Data records:
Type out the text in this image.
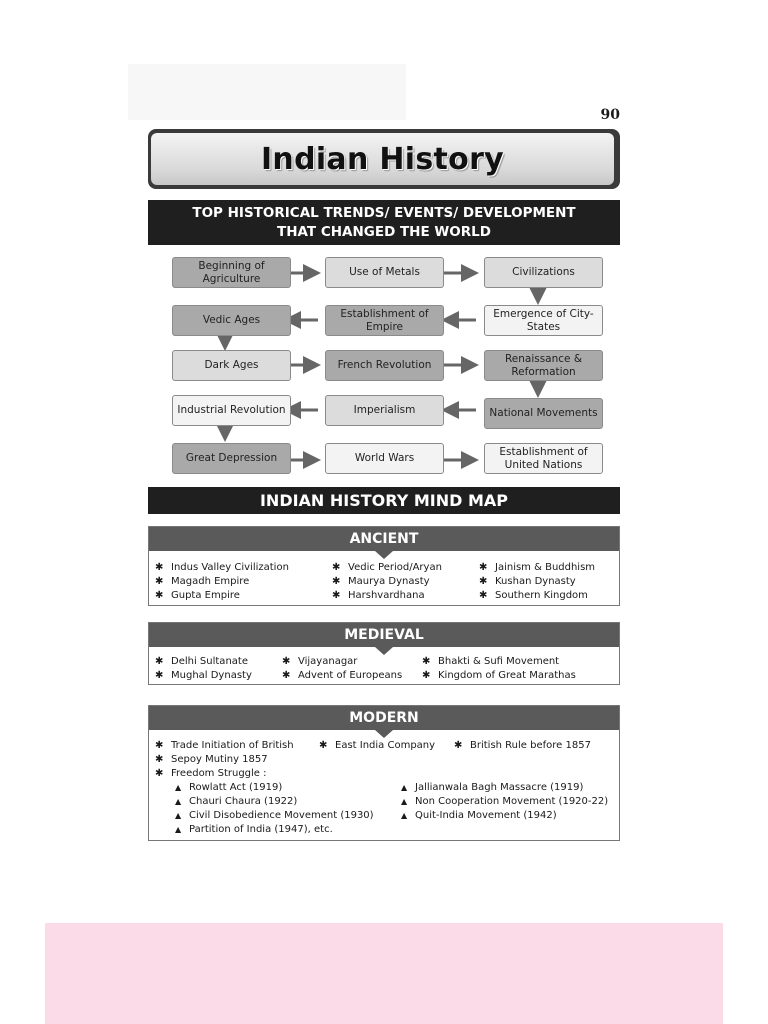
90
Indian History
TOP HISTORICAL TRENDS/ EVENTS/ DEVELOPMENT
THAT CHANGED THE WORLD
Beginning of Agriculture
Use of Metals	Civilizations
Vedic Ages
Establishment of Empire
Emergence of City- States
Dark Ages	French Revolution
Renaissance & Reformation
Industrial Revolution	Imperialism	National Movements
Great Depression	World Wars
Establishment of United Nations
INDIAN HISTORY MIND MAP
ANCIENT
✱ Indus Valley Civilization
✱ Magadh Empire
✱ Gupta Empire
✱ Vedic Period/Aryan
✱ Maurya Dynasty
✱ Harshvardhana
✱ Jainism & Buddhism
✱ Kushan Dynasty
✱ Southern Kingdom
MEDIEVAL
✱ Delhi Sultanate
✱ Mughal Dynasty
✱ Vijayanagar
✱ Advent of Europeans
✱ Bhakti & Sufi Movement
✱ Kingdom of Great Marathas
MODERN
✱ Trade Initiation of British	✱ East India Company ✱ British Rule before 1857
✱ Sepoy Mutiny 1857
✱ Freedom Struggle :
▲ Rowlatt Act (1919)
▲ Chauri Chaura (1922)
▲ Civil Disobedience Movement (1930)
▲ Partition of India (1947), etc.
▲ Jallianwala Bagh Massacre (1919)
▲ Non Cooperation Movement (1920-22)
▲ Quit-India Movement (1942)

---

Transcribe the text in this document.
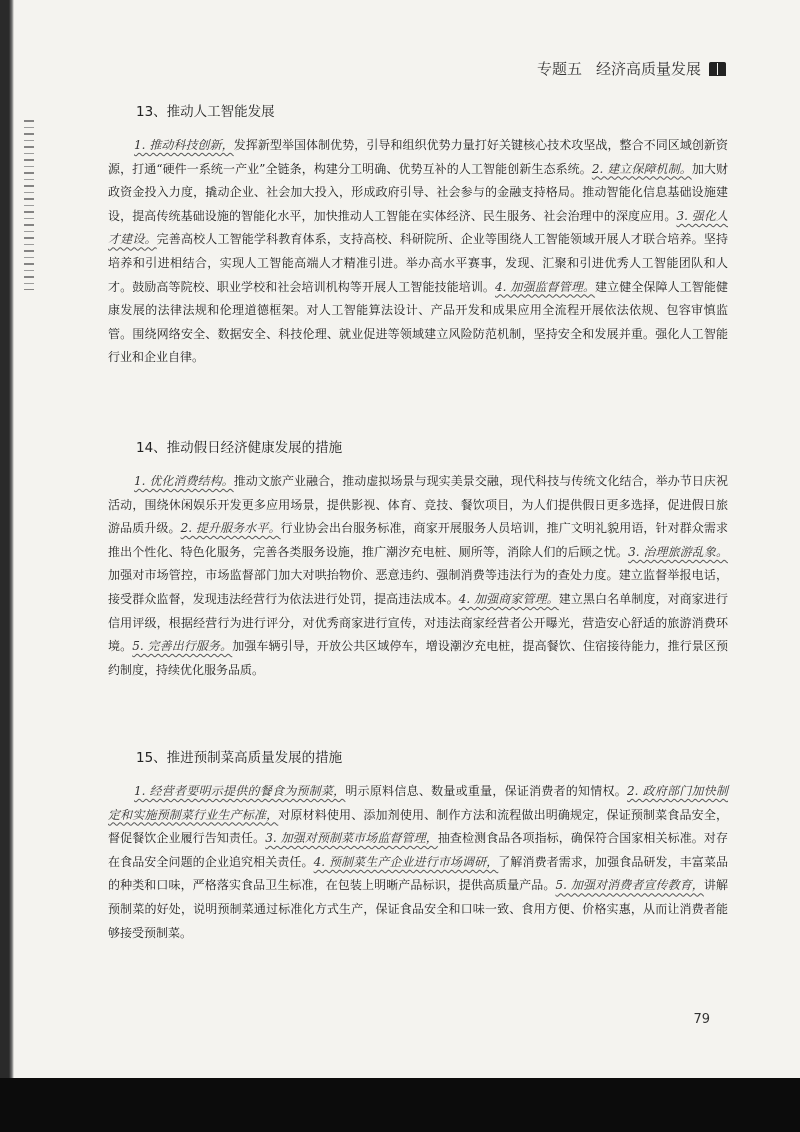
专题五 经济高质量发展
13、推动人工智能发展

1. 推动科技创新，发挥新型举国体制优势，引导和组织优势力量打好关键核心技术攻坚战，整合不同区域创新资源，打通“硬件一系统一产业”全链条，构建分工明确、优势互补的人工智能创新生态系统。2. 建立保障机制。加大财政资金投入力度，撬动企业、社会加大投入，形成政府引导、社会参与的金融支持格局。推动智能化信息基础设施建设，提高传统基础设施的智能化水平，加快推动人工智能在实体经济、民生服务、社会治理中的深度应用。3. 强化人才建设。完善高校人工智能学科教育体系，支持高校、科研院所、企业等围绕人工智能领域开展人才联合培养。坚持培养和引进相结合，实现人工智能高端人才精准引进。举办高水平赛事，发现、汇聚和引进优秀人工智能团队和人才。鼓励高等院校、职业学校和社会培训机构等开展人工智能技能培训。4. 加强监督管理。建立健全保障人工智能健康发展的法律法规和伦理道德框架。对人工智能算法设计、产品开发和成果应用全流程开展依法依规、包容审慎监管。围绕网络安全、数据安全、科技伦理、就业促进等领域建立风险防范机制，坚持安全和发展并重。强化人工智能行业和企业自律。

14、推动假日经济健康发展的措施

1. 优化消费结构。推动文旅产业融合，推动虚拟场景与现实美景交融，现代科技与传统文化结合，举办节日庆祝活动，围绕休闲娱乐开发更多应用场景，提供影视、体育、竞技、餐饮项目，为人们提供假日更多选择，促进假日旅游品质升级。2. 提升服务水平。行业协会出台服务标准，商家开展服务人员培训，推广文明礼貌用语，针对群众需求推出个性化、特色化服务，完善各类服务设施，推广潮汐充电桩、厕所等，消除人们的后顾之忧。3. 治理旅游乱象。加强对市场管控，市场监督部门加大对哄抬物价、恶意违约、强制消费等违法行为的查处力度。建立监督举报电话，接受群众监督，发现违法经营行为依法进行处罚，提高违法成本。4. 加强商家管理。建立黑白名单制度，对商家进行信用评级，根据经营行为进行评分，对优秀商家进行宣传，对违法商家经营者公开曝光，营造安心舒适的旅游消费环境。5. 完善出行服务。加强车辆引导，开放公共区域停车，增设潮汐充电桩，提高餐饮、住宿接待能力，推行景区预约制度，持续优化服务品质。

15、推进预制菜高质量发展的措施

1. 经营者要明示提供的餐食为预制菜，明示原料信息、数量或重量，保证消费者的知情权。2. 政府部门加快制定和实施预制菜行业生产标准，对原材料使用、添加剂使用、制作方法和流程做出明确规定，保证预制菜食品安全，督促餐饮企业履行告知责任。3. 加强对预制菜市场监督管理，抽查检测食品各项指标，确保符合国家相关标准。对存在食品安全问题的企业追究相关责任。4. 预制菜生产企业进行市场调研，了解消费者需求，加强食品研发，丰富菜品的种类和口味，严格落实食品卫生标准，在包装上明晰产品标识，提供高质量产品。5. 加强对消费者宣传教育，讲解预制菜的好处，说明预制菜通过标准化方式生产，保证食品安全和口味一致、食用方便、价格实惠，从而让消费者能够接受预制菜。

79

---

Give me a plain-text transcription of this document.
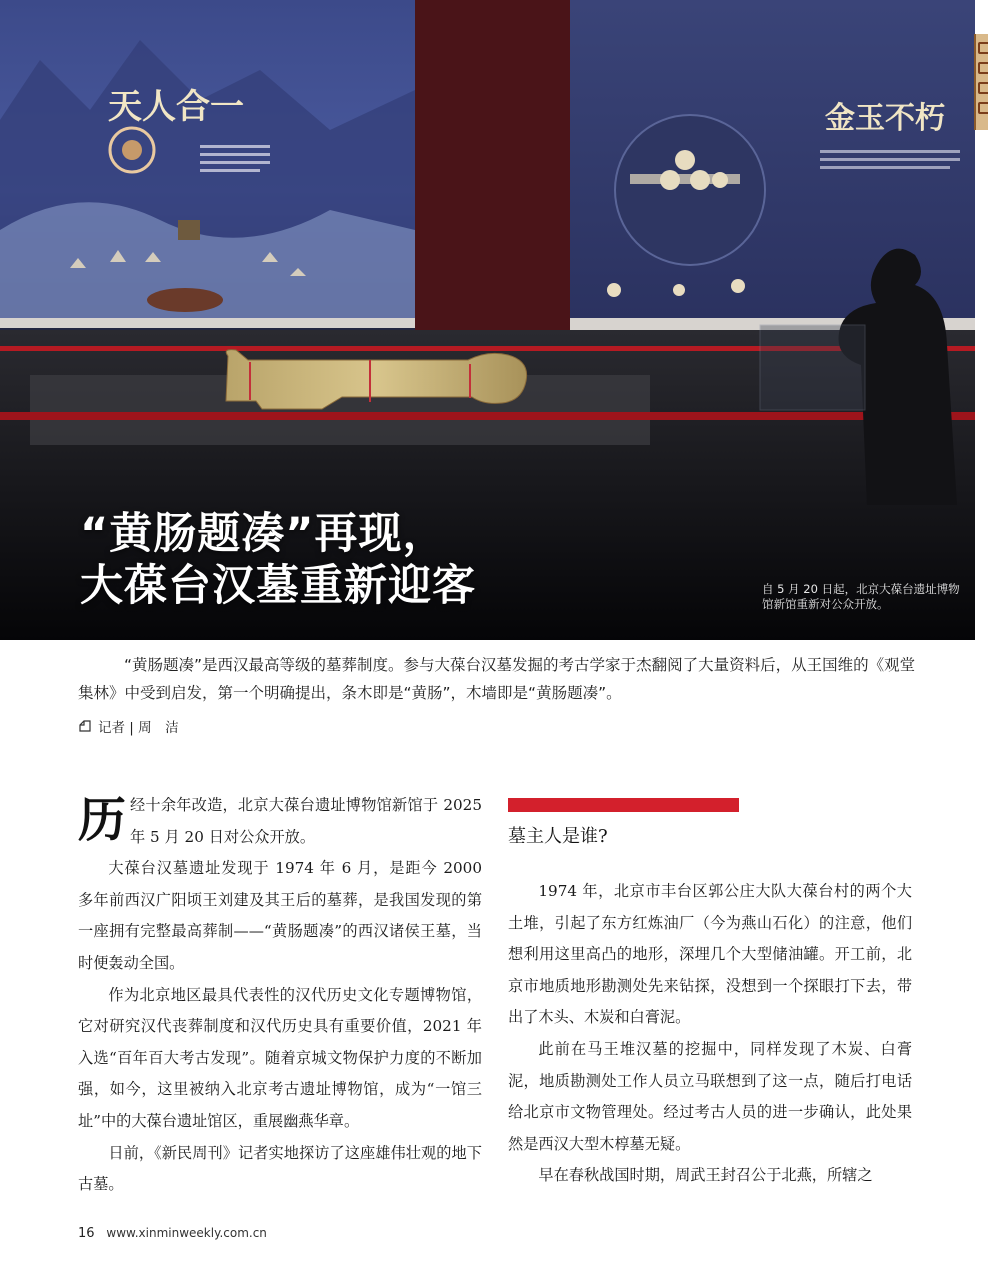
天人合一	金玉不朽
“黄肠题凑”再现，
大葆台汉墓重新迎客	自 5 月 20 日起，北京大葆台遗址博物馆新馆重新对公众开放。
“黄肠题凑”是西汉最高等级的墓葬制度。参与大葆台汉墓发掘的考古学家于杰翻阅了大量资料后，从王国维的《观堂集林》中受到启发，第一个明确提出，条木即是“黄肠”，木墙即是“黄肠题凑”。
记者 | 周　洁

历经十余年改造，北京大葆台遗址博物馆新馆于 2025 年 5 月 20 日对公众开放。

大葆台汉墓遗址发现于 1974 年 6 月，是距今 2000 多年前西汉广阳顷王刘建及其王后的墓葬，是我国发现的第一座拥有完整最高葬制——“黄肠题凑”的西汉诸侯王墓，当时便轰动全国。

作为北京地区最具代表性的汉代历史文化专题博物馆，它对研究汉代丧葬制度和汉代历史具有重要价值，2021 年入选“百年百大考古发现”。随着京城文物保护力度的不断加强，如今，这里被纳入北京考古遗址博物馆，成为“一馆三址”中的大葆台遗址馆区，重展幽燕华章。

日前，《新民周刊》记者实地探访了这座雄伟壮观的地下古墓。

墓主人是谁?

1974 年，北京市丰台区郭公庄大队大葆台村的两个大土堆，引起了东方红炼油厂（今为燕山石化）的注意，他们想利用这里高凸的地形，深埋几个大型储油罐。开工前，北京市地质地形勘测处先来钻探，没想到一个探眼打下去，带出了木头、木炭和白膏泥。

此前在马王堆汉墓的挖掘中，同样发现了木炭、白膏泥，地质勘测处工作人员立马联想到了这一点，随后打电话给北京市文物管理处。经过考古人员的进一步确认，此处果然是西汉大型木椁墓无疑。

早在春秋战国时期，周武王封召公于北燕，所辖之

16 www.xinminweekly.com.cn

-- Short exercise --
In the entries above, find lines with "Ages" and copy each.

-- Expected output --
Vedic Ages
Dark Ages	French Revolution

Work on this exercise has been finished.